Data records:

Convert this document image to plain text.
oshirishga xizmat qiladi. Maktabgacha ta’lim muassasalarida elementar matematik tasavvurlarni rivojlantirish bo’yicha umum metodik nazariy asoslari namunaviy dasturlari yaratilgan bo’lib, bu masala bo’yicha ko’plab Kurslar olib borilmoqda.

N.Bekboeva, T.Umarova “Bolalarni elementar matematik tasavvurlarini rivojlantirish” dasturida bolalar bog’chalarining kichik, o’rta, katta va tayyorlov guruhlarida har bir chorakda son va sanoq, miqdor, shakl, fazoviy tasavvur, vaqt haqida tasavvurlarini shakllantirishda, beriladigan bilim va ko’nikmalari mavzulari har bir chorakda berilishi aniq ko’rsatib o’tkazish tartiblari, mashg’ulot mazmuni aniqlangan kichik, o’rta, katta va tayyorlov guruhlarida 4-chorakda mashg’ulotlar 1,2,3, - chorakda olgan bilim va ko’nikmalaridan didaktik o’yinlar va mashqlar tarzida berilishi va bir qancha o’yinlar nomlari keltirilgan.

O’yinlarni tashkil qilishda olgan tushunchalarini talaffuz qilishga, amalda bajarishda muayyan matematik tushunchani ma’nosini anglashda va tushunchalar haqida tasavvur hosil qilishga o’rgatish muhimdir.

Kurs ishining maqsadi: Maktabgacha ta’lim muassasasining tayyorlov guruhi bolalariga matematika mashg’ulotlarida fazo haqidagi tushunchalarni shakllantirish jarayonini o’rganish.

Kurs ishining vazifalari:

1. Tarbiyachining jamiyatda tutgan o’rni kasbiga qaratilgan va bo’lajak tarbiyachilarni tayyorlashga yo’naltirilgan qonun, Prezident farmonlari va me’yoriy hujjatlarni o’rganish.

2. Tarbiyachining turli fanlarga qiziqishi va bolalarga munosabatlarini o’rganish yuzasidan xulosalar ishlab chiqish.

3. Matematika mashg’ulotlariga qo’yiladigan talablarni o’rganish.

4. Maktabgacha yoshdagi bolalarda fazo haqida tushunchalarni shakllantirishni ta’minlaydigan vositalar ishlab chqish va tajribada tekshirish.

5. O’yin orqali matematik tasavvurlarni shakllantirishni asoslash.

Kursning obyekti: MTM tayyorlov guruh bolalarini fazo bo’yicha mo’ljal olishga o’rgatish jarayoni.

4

What this task involves: Above are the records; copy all of them exactly.

Solution:
Convert this document image to plain text.
oshirishga xizmat qiladi. Maktabgacha ta’lim muassasalarida elementar matematik tasavvurlarni rivojlantirish bo’yicha umum metodik nazariy asoslari namunaviy dasturlari yaratilgan bo’lib, bu masala bo’yicha ko’plab Kurslar olib borilmoqda.

N.Bekboeva, T.Umarova “Bolalarni elementar matematik tasavvurlarini rivojlantirish” dasturida bolalar bog’chalarining kichik, o’rta, katta va tayyorlov guruhlarida har bir chorakda son va sanoq, miqdor, shakl, fazoviy tasavvur, vaqt haqida tasavvurlarini shakllantirishda, beriladigan bilim va ko’nikmalari mavzulari har bir chorakda berilishi aniq ko’rsatib o’tkazish tartiblari, mashg’ulot mazmuni aniqlangan kichik, o’rta, katta va tayyorlov guruhlarida 4-chorakda mashg’ulotlar 1,2,3, - chorakda olgan bilim va ko’nikmalaridan didaktik o’yinlar va mashqlar tarzida berilishi va bir qancha o’yinlar nomlari keltirilgan.

O’yinlarni tashkil qilishda olgan tushunchalarini talaffuz qilishga, amalda bajarishda muayyan matematik tushunchani ma’nosini anglashda va tushunchalar haqida tasavvur hosil qilishga o’rgatish muhimdir.

Kurs ishining maqsadi: Maktabgacha ta’lim muassasasining tayyorlov guruhi bolalariga matematika mashg’ulotlarida fazo haqidagi tushunchalarni shakllantirish jarayonini o’rganish.

Kurs ishining vazifalari:

1. Tarbiyachining jamiyatda tutgan o’rni kasbiga qaratilgan va bo’lajak tarbiyachilarni tayyorlashga yo’naltirilgan qonun, Prezident farmonlari va me’yoriy hujjatlarni o’rganish.

2. Tarbiyachining turli fanlarga qiziqishi va bolalarga munosabatlarini o’rganish yuzasidan xulosalar ishlab chiqish.

3. Matematika mashg’ulotlariga qo’yiladigan talablarni o’rganish.

4. Maktabgacha yoshdagi bolalarda fazo haqida tushunchalarni shakllantirishni ta’minlaydigan vositalar ishlab chqish va tajribada tekshirish.

5. O’yin orqali matematik tasavvurlarni shakllantirishni asoslash.

Kursning obyekti: MTM tayyorlov guruh bolalarini fazo bo’yicha mo’ljal olishga o’rgatish jarayoni.

4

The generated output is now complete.